*Exercise details:* Repeat every line of the listing below exactly, minus the pictures.

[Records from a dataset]
::::::

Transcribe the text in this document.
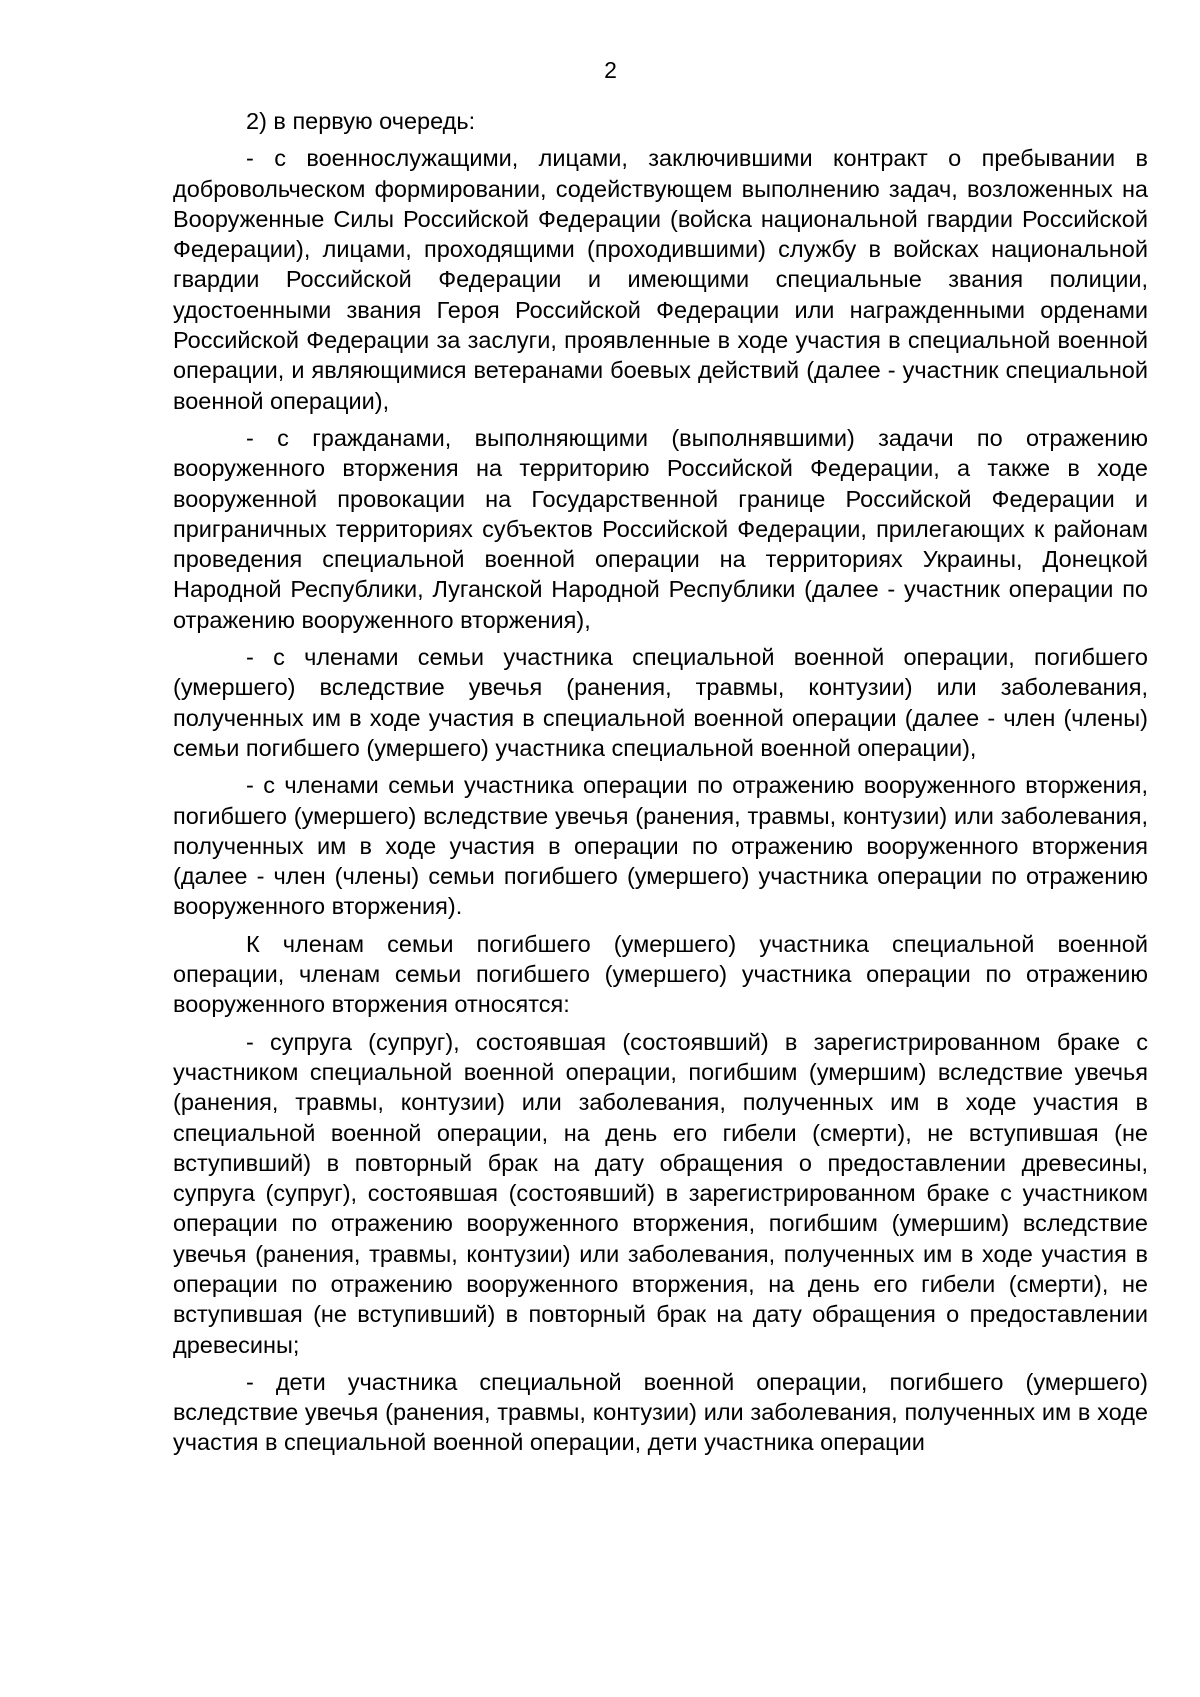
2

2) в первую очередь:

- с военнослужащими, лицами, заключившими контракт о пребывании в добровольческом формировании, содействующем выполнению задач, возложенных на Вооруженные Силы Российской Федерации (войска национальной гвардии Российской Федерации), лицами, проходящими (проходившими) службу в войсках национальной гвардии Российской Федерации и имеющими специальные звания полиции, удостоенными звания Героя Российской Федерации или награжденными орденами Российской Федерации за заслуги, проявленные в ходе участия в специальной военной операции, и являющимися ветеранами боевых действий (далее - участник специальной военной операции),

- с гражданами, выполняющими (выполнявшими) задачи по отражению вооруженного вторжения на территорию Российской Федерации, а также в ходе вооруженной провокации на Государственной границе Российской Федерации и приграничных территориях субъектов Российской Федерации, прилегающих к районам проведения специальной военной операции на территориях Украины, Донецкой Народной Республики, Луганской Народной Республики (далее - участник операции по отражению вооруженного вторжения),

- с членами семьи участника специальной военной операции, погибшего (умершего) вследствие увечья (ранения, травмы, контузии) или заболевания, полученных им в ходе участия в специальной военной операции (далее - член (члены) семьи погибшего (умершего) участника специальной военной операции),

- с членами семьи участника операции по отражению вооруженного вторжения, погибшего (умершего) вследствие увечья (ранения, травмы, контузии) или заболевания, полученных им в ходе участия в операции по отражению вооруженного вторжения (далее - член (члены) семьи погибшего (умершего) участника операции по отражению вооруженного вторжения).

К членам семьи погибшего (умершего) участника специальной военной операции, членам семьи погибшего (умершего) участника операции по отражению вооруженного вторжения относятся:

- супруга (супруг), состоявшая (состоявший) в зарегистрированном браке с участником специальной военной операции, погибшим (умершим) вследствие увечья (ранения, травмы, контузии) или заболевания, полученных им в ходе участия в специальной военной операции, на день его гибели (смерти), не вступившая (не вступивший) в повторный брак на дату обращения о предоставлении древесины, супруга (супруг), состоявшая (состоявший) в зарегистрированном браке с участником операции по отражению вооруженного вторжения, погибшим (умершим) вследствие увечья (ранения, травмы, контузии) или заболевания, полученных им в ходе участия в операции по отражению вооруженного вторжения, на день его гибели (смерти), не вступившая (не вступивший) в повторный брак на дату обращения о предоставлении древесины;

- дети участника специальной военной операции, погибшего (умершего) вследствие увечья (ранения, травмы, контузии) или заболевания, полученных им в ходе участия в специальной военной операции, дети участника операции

::::::

*Result:*
Transcribe the text in this document.
2

2) в первую очередь:

- с военнослужащими, лицами, заключившими контракт о пребывании в добровольческом формировании, содействующем выполнению задач, возложенных на Вооруженные Силы Российской Федерации (войска национальной гвардии Российской Федерации), лицами, проходящими (проходившими) службу в войсках национальной гвардии Российской Федерации и имеющими специальные звания полиции, удостоенными звания Героя Российской Федерации или награжденными орденами Российской Федерации за заслуги, проявленные в ходе участия в специальной военной операции, и являющимися ветеранами боевых действий (далее - участник специальной военной операции),

- с гражданами, выполняющими (выполнявшими) задачи по отражению вооруженного вторжения на территорию Российской Федерации, а также в ходе вооруженной провокации на Государственной границе Российской Федерации и приграничных территориях субъектов Российской Федерации, прилегающих к районам проведения специальной военной операции на территориях Украины, Донецкой Народной Республики, Луганской Народной Республики (далее - участник операции по отражению вооруженного вторжения),

- с членами семьи участника специальной военной операции, погибшего (умершего) вследствие увечья (ранения, травмы, контузии) или заболевания, полученных им в ходе участия в специальной военной операции (далее - член (члены) семьи погибшего (умершего) участника специальной военной операции),

- с членами семьи участника операции по отражению вооруженного вторжения, погибшего (умершего) вследствие увечья (ранения, травмы, контузии) или заболевания, полученных им в ходе участия в операции по отражению вооруженного вторжения (далее - член (члены) семьи погибшего (умершего) участника операции по отражению вооруженного вторжения).

К членам семьи погибшего (умершего) участника специальной военной операции, членам семьи погибшего (умершего) участника операции по отражению вооруженного вторжения относятся:

- супруга (супруг), состоявшая (состоявший) в зарегистрированном браке с участником специальной военной операции, погибшим (умершим) вследствие увечья (ранения, травмы, контузии) или заболевания, полученных им в ходе участия в специальной военной операции, на день его гибели (смерти), не вступившая (не вступивший) в повторный брак на дату обращения о предоставлении древесины, супруга (супруг), состоявшая (состоявший) в зарегистрированном браке с участником операции по отражению вооруженного вторжения, погибшим (умершим) вследствие увечья (ранения, травмы, контузии) или заболевания, полученных им в ходе участия в операции по отражению вооруженного вторжения, на день его гибели (смерти), не вступившая (не вступивший) в повторный брак на дату обращения о предоставлении древесины;

- дети участника специальной военной операции, погибшего (умершего) вследствие увечья (ранения, травмы, контузии) или заболевания, полученных им в ходе участия в специальной военной операции, дети участника операции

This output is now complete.